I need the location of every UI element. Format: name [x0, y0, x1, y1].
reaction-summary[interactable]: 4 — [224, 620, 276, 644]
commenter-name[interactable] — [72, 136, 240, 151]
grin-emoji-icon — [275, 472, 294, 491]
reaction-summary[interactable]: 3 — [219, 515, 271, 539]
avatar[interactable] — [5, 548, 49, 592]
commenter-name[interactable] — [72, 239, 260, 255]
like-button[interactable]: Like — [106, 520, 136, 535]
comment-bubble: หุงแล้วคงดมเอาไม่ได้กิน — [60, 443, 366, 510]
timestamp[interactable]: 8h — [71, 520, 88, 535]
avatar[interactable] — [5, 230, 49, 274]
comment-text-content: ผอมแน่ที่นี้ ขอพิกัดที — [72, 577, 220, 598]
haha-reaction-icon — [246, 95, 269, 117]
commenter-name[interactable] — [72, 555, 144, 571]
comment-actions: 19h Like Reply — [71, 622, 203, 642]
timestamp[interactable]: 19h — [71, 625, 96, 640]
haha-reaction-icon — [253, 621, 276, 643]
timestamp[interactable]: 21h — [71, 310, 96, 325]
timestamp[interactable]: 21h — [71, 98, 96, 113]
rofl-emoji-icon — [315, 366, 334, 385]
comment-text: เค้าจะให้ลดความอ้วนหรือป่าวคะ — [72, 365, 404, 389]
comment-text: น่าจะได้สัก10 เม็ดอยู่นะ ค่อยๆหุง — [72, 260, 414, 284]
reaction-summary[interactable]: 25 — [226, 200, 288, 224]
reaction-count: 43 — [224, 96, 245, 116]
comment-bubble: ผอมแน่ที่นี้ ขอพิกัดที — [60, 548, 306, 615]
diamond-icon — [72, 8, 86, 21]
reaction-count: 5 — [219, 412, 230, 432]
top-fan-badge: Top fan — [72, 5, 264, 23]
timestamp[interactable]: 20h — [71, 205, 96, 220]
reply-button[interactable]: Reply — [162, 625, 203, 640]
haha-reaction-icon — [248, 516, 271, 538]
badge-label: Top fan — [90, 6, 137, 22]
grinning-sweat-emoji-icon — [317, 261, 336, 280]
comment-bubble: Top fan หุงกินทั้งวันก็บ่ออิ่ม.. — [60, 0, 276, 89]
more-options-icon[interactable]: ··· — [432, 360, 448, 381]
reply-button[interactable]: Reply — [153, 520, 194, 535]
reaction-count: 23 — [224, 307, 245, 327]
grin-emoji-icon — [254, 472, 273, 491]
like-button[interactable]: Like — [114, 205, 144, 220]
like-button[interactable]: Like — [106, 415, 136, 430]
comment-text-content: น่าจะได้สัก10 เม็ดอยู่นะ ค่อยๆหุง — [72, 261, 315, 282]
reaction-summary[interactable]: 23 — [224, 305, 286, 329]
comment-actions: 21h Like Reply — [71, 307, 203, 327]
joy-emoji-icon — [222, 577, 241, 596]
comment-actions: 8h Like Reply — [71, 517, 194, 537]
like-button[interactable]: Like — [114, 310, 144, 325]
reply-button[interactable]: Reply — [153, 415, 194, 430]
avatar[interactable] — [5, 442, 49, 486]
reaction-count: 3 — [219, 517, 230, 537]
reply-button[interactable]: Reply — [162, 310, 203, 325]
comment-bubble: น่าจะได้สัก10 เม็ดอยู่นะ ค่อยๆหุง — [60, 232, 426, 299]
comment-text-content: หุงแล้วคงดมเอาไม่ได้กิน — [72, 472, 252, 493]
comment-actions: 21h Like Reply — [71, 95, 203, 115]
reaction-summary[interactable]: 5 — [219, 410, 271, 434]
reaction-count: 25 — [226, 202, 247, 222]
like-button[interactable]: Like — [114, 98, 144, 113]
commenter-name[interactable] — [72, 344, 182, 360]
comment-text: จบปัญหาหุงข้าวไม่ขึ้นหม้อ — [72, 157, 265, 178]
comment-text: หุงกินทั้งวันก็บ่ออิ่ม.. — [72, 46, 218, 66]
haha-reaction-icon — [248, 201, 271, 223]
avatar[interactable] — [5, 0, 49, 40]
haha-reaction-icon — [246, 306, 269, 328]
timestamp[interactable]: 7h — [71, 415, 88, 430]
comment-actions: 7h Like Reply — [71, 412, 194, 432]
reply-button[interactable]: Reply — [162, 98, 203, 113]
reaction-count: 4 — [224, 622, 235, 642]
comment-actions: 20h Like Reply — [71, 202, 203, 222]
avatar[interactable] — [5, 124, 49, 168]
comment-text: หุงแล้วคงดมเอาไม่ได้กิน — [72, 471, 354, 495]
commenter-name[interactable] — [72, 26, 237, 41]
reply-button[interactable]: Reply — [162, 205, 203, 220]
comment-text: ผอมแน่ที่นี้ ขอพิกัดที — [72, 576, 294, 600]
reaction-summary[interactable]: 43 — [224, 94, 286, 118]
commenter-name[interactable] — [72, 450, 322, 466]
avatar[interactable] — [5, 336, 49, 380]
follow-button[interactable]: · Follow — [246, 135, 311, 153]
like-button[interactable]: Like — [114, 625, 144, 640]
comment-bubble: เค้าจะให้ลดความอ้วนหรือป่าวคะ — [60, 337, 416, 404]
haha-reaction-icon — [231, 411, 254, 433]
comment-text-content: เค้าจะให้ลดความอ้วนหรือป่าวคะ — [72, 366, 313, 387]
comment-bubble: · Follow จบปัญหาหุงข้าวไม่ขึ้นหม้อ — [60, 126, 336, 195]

····················

**THE TASK:**
Render every line of the entries above as a JSON list of strings, one string per line, with blank lines omitted.

**EXERCISE ANSWER:**
[
  "I need the location of every UI element. Format: name [x0, y0, x1, y1].",
  "reaction-summary[interactable]: 4 — [224, 620, 276, 644]",
  "commenter-name[interactable] — [72, 136, 240, 151]",
  "grin-emoji-icon — [275, 472, 294, 491]",
  "reaction-summary[interactable]: 3 — [219, 515, 271, 539]",
  "avatar[interactable] — [5, 548, 49, 592]",
  "commenter-name[interactable] — [72, 239, 260, 255]",
  "like-button[interactable]: Like — [106, 520, 136, 535]",
  "comment-bubble: หุงแล้วคงดมเอาไม่ได้กิน — [60, 443, 366, 510]",
  "timestamp[interactable]: 8h — [71, 520, 88, 535]",
  "avatar[interactable] — [5, 230, 49, 274]",
  "comment-text-content: ผอมแน่ที่นี้ ขอพิกัดที — [72, 577, 220, 598]",
  "haha-reaction-icon — [246, 95, 269, 117]",
  "commenter-name[interactable] — [72, 555, 144, 571]",
  "comment-actions: 19h Like Reply — [71, 622, 203, 642]",
  "timestamp[interactable]: 19h — [71, 625, 96, 640]",
  "haha-reaction-icon — [253, 621, 276, 643]",
  "timestamp[interactable]: 21h — [71, 310, 96, 325]",
  "timestamp[interactable]: 21h — [71, 98, 96, 113]",
  "rofl-emoji-icon — [315, 366, 334, 385]",
  "comment-text: เค้าจะให้ลดความอ้วนหรือป่าวคะ — [72, 365, 404, 389]",
  "comment-text: น่าจะได้สัก10 เม็ดอยู่นะ ค่อยๆหุง — [72, 260, 414, 284]",
  "reaction-summary[interactable]: 25 — [226, 200, 288, 224]",
  "reaction-count: 43 — [224, 96, 245, 116]",
  "comment-bubble: ผอมแน่ที่นี้ ขอพิกัดที — [60, 548, 306, 615]",
  "diamond-icon — [72, 8, 86, 21]",
  "reaction-count: 5 — [219, 412, 230, 432]",
  "top-fan-badge: Top fan — [72, 5, 264, 23]",
  "timestamp[interactable]: 20h — [71, 205, 96, 220]",
  "reply-button[interactable]: Reply — [162, 625, 203, 640]",
  "haha-reaction-icon — [248, 516, 271, 538]",
  "badge-label: Top fan — [90, 6, 137, 22]",
  "grinning-sweat-emoji-icon — [317, 261, 336, 280]",
  "comment-bubble: Top fan หุงกินทั้งวันก็บ่ออิ่ม.. — [60, 0, 276, 89]",
  "more-options-icon[interactable]: ··· — [432, 360, 448, 381]",
  "reply-button[interactable]: Reply — [153, 520, 194, 535]",
  "reaction-count: 23 — [224, 307, 245, 327]",
  "grin-emoji-icon — [254, 472, 273, 491]",
  "like-button[interactable]: Like — [114, 205, 144, 220]",
  "like-button[interactable]: Like — [106, 415, 136, 430]",
  "comment-text-content: น่าจะได้สัก10 เม็ดอยู่นะ ค่อยๆหุง — [72, 261, 315, 282]",
  "reaction-summary[interactable]: 23 — [224, 305, 286, 329]",
  "comment-actions: 21h Like Reply — [71, 307, 203, 327]",
  "joy-emoji-icon — [222, 577, 241, 596]",
  "comment-actions: 8h Like Reply — [71, 517, 194, 537]",
  "like-button[interactable]: Like — [114, 310, 144, 325]",
  "reply-button[interactable]: Reply — [153, 415, 194, 430]",
  "avatar[interactable] — [5, 442, 49, 486]",
  "reaction-count: 3 — [219, 517, 230, 537]",
  "reply-button[interactable]: Reply — [162, 310, 203, 325]",
  "comment-bubble: น่าจะได้สัก10 เม็ดอยู่นะ ค่อยๆหุง — [60, 232, 426, 299]",
  "comment-text-content: หุงแล้วคงดมเอาไม่ได้กิน — [72, 472, 252, 493]",
  "comment-actions: 21h Like Reply — [71, 95, 203, 115]",
  "reaction-summary[interactable]: 5 — [219, 410, 271, 434]",
  "reaction-count: 25 — [226, 202, 247, 222]",
  "like-button[interactable]: Like — [114, 98, 144, 113]",
  "commenter-name[interactable] — [72, 344, 182, 360]",
  "comment-text: จบปัญหาหุงข้าวไม่ขึ้นหม้อ — [72, 157, 265, 178]",
  "comment-text: หุงกินทั้งวันก็บ่ออิ่ม.. — [72, 46, 218, 66]",
  "haha-reaction-icon — [248, 201, 271, 223]",
  "avatar[interactable] — [5, 0, 49, 40]",
  "haha-reaction-icon — [246, 306, 269, 328]",
  "timestamp[interactable]: 7h — [71, 415, 88, 430]",
  "comment-actions: 7h Like Reply — [71, 412, 194, 432]",
  "reply-button[interactable]: Reply — [162, 98, 203, 113]",
  "reaction-count: 4 — [224, 622, 235, 642]",
  "comment-actions: 20h Like Reply — [71, 202, 203, 222]",
  "avatar[interactable] — [5, 124, 49, 168]",
  "comment-text: หุงแล้วคงดมเอาไม่ได้กิน — [72, 471, 354, 495]",
  "commenter-name[interactable] — [72, 26, 237, 41]",
  "reply-button[interactable]: Reply — [162, 205, 203, 220]",
  "comment-text: ผอมแน่ที่นี้ ขอพิกัดที — [72, 576, 294, 600]",
  "reaction-summary[interactable]: 43 — [224, 94, 286, 118]",
  "commenter-name[interactable] — [72, 450, 322, 466]",
  "avatar[interactable] — [5, 336, 49, 380]",
  "follow-button[interactable]: · Follow — [246, 135, 311, 153]",
  "like-button[interactable]: Like — [114, 625, 144, 640]",
  "comment-bubble: เค้าจะให้ลดความอ้วนหรือป่าวคะ — [60, 337, 416, 404]",
  "haha-reaction-icon — [231, 411, 254, 433]",
  "comment-text-content: เค้าจะให้ลดความอ้วนหรือป่าวคะ — [72, 366, 313, 387]",
  "comment-bubble: · Follow จบปัญหาหุงข้าวไม่ขึ้นหม้อ — [60, 126, 336, 195]"
]